▶ [Objective] Gather, from the listing beneath this task, every line holding the string "made".

Recorded data
===
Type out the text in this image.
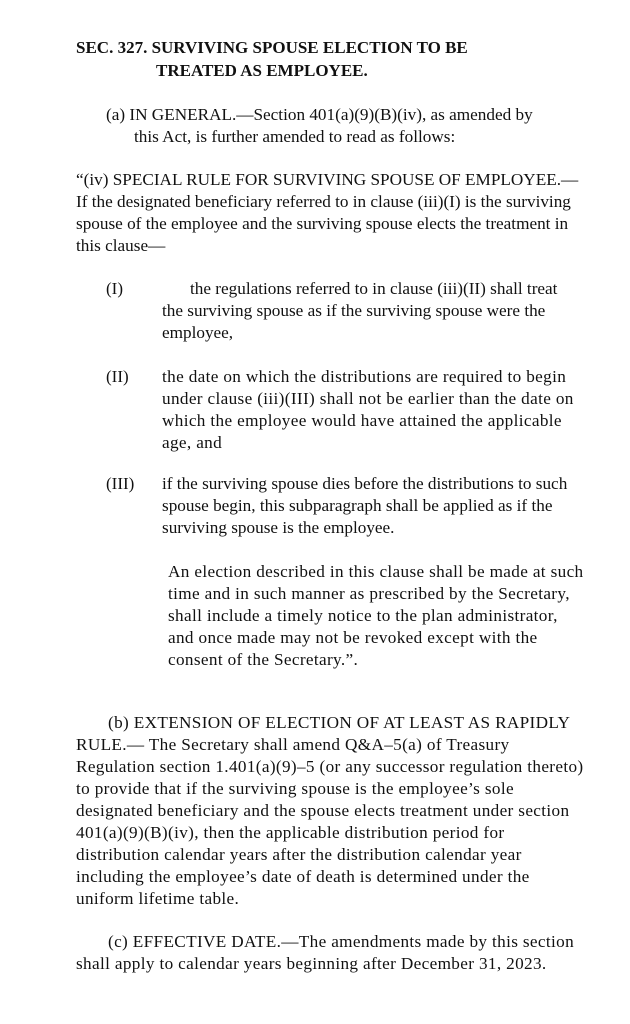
SEC. 327. SURVIVING SPOUSE ELECTION TO BE
TREATED AS EMPLOYEE.
(a) IN GENERAL.—Section 401(a)(9)(B)(iv), as amended by
this Act, is further amended to read as follows:
“(iv) SPECIAL RULE FOR SURVIVING SPOUSE OF EMPLOYEE.—If the designated beneficiary referred to in clause (iii)(I) is the surviving spouse of the employee and the surviving spouse elects the treatment in this clause—
(I)	the regulations referred to in clause (iii)(II) shall treat the surviving spouse as if the surviving spouse were the employee,
(II) the date on which the distributions are required to begin under clause (iii)(III) shall not be earlier than the date on which the employee would have attained the applicable age, and
(III) if the surviving spouse dies before the distributions to such spouse begin, this subparagraph shall be applied as if the surviving spouse is the employee.
An election described in this clause shall be made at such time and in such manner as prescribed by the Secretary, shall include a timely notice to the plan administrator, and once made may not be revoked except with the consent of the Secretary.”.
(b) EXTENSION OF ELECTION OF AT LEAST AS RAPIDLY RULE.— The Secretary shall amend Q&A–5(a) of Treasury Regulation section 1.401(a)(9)–5 (or any successor regulation thereto) to provide that if the surviving spouse is the employee’s sole designated beneficiary and the spouse elects treatment under section 401(a)(9)(B)(iv), then the applicable distribution period for distribution calendar years after the distribution calendar year including the employee’s date of death is determined under the uniform lifetime table.
(c) EFFECTIVE DATE.—The amendments made by this section shall apply to calendar years beginning after December 31, 2023.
===
▶ [Correct result]
An election described in this clause shall be made at such time and in such manner as prescribed by the Secretary, shall include a timely notice to the plan administrator, and once made may not be revoked except with the consent of the Secretary.”.
(c) EFFECTIVE DATE.—The amendments made by this section shall apply to calendar years beginning after December 31, 2023.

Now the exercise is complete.